- JOB
Check every line below for the word "text" and show those that hold it.

** START ENTRIES **

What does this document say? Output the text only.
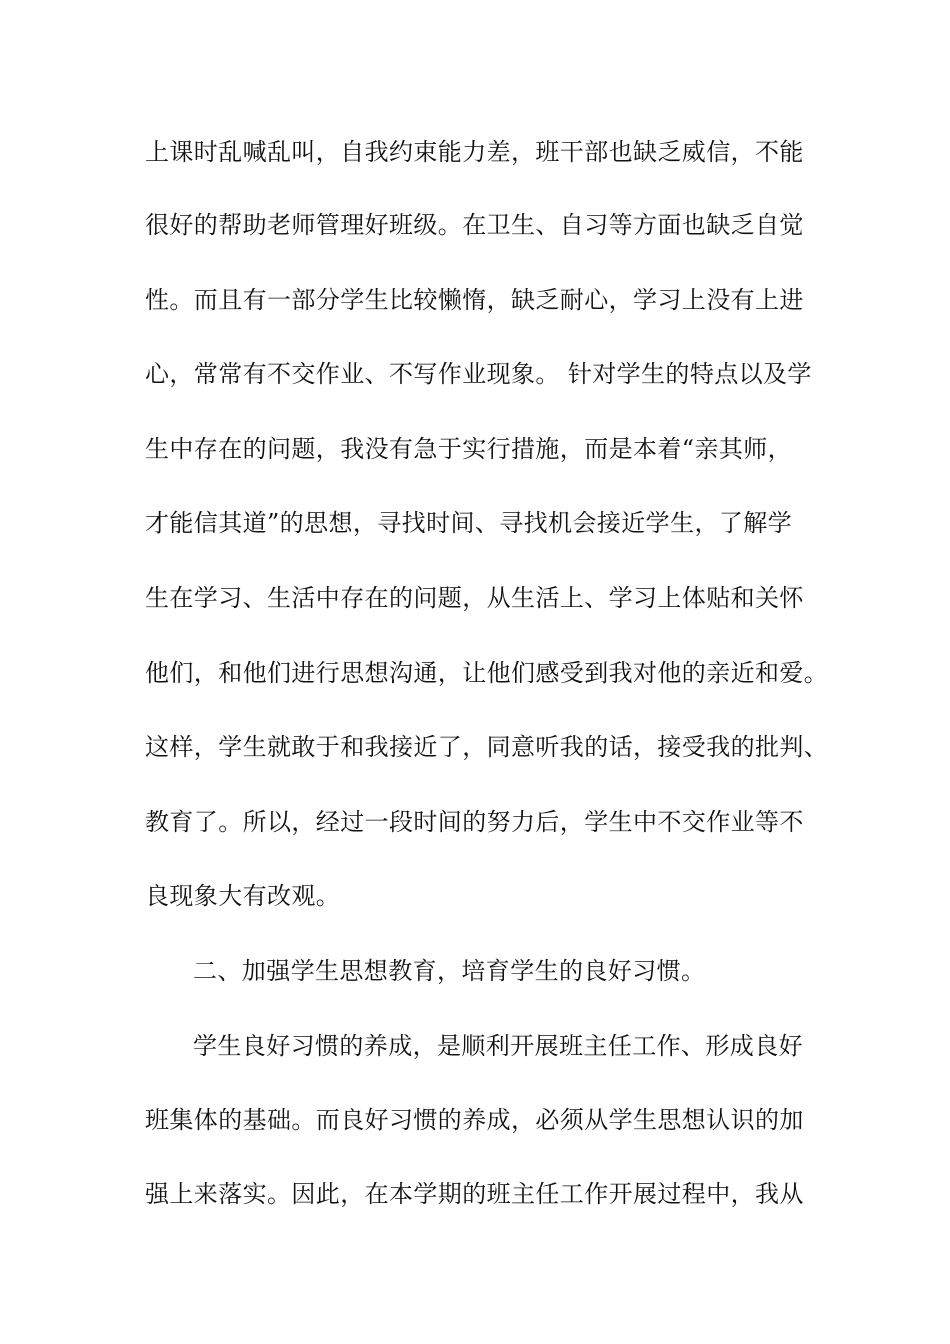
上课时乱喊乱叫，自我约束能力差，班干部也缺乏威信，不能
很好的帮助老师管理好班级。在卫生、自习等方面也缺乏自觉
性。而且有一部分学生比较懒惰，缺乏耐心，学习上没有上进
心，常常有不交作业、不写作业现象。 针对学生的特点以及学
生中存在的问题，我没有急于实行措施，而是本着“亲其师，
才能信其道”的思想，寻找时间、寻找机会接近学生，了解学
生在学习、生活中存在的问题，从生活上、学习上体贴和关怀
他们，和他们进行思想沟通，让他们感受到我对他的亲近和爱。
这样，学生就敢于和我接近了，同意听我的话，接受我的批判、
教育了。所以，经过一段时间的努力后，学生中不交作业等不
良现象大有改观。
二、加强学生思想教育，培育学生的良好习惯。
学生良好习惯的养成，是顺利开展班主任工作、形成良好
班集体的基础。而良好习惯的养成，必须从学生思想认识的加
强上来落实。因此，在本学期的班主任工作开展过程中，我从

** END ENTRIES **
** START ENTRIES **

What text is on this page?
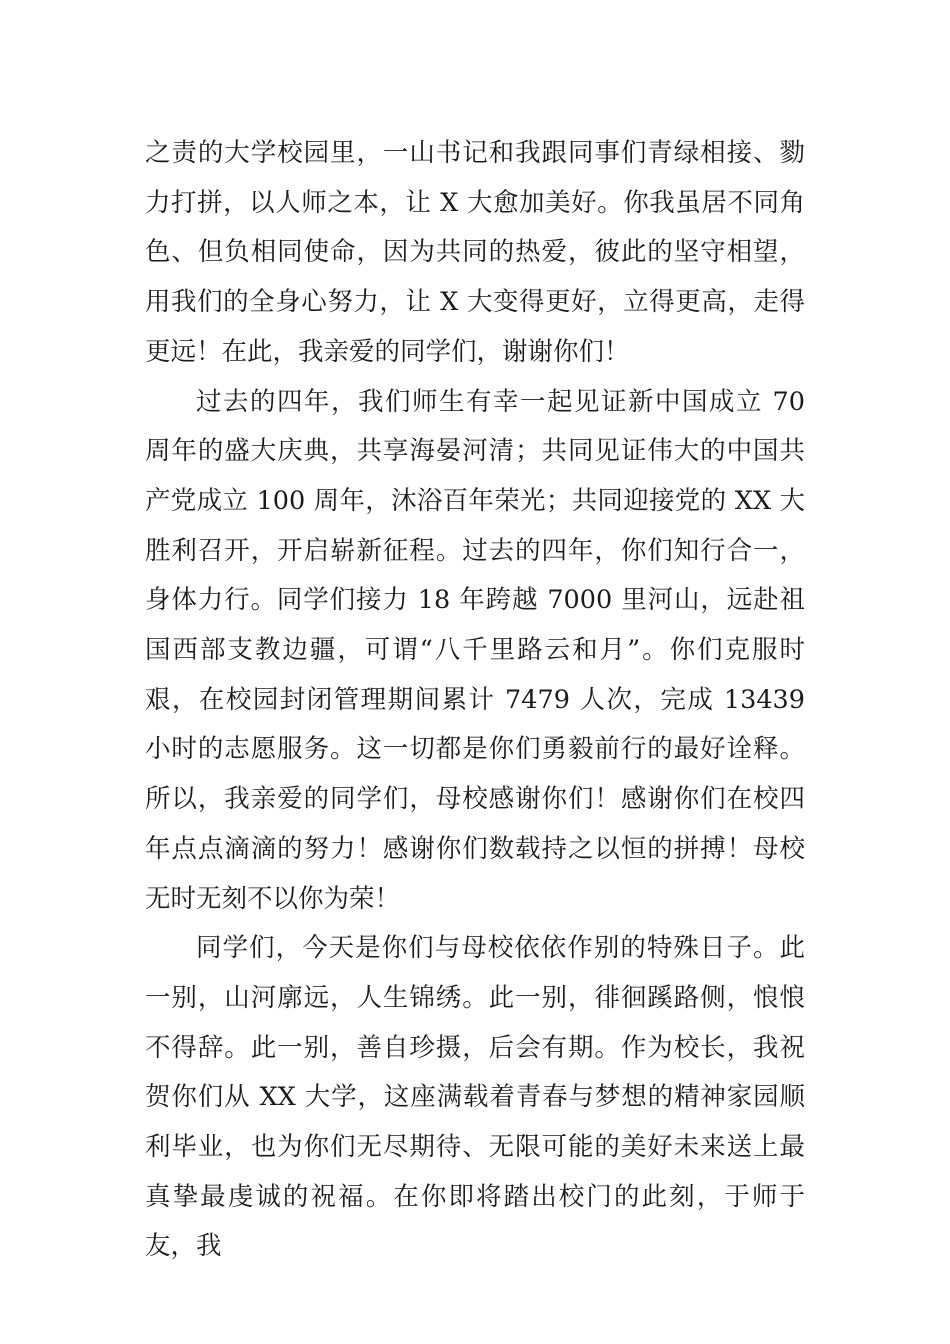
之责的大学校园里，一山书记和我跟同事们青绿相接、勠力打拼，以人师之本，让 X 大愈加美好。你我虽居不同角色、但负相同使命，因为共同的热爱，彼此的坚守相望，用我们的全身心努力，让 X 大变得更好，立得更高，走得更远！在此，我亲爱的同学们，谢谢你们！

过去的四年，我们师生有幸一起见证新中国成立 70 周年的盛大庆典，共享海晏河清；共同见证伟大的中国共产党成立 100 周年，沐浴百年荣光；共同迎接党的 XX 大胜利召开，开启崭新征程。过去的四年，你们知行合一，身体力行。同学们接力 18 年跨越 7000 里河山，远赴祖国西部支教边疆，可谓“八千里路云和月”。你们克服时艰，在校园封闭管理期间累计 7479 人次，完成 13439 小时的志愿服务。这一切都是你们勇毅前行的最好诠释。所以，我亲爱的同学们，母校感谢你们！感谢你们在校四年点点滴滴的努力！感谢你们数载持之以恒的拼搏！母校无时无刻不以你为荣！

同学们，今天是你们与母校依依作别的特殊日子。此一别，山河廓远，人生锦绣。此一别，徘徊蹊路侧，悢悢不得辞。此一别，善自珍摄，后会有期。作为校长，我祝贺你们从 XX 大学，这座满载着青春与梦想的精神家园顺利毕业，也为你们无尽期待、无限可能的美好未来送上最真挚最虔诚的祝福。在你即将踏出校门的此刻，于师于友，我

** END ENTRIES **

- SOLUTION TO THE PROBLEM
What does this document say? Output the text only.
What text is on this page?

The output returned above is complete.